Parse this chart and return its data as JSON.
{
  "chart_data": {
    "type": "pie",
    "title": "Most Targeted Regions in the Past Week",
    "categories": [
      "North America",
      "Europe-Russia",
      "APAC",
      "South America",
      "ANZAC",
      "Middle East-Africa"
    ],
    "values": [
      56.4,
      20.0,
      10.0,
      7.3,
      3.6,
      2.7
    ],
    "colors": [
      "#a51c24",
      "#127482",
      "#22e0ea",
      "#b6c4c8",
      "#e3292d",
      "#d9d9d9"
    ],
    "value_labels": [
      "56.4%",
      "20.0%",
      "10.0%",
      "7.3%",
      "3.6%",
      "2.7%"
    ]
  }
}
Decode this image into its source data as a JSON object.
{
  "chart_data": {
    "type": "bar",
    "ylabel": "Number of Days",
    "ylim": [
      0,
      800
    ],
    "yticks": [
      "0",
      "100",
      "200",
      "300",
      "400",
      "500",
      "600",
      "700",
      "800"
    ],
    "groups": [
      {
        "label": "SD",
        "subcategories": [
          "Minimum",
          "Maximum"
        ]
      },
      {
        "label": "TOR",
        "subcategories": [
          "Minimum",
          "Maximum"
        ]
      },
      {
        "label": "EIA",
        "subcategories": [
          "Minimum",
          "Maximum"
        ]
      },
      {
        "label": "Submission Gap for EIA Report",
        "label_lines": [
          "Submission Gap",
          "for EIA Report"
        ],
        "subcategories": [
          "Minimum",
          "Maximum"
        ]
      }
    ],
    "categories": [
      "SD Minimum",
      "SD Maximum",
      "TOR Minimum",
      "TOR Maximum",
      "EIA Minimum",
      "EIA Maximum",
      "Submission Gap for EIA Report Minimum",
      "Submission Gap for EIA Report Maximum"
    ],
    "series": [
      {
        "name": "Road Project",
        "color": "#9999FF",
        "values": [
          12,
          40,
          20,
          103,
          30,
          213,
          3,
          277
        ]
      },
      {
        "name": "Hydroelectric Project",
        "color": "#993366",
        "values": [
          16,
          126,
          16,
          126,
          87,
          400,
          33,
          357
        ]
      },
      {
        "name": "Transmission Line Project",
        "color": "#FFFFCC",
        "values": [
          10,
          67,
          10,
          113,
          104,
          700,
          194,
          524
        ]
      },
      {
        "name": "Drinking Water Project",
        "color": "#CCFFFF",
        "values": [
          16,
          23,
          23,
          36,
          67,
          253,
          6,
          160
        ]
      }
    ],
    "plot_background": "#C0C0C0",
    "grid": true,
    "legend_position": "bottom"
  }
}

● ● ● ● ● ● ●

## SET TASK
Write out every line from the records above, word for word.

## EXERCISE RESPONSE
Parse this chart and return its data as JSON.
{
  "chart_data": {
    "type": "pie",
    "title": "Most Targeted Regions in the Past Week",
    "categories": [
      "North America",
      "Europe-Russia",
      "APAC",
      "South America",
      "ANZAC",
      "Middle East-Africa"
    ],
    "values": [
      56.4,
      20.0,
      10.0,
      7.3,
      3.6,
      2.7
    ],
    "colors": [
      "#a51c24",
      "#127482",
      "#22e0ea",
      "#b6c4c8",
      "#e3292d",
      "#d9d9d9"
    ],
    "value_labels": [
      "56.4%",
      "20.0%",
      "10.0%",
      "7.3%",
      "3.6%",
      "2.7%"
    ]
  }
}
Decode this image into its source data as a JSON object.
{
  "chart_data": {
    "type": "bar",
    "ylabel": "Number of Days",
    "ylim": [
      0,
      800
    ],
    "yticks": [
      "0",
      "100",
      "200",
      "300",
      "400",
      "500",
      "600",
      "700",
      "800"
    ],
    "groups": [
      {
        "label": "SD",
        "subcategories": [
          "Minimum",
          "Maximum"
        ]
      },
      {
        "label": "TOR",
        "subcategories": [
          "Minimum",
          "Maximum"
        ]
      },
      {
        "label": "EIA",
        "subcategories": [
          "Minimum",
          "Maximum"
        ]
      },
      {
        "label": "Submission Gap for EIA Report",
        "label_lines": [
          "Submission Gap",
          "for EIA Report"
        ],
        "subcategories": [
          "Minimum",
          "Maximum"
        ]
      }
    ],
    "categories": [
      "SD Minimum",
      "SD Maximum",
      "TOR Minimum",
      "TOR Maximum",
      "EIA Minimum",
      "EIA Maximum",
      "Submission Gap for EIA Report Minimum",
      "Submission Gap for EIA Report Maximum"
    ],
    "series": [
      {
        "name": "Road Project",
        "color": "#9999FF",
        "values": [
          12,
          40,
          20,
          103,
          30,
          213,
          3,
          277
        ]
      },
      {
        "name": "Hydroelectric Project",
        "color": "#993366",
        "values": [
          16,
          126,
          16,
          126,
          87,
          400,
          33,
          357
        ]
      },
      {
        "name": "Transmission Line Project",
        "color": "#FFFFCC",
        "values": [
          10,
          67,
          10,
          113,
          104,
          700,
          194,
          524
        ]
      },
      {
        "name": "Drinking Water Project",
        "color": "#CCFFFF",
        "values": [
          16,
          23,
          23,
          36,
          67,
          253,
          6,
          160
        ]
      }
    ],
    "plot_background": "#C0C0C0",
    "grid": true,
    "legend_position": "bottom"
  }
}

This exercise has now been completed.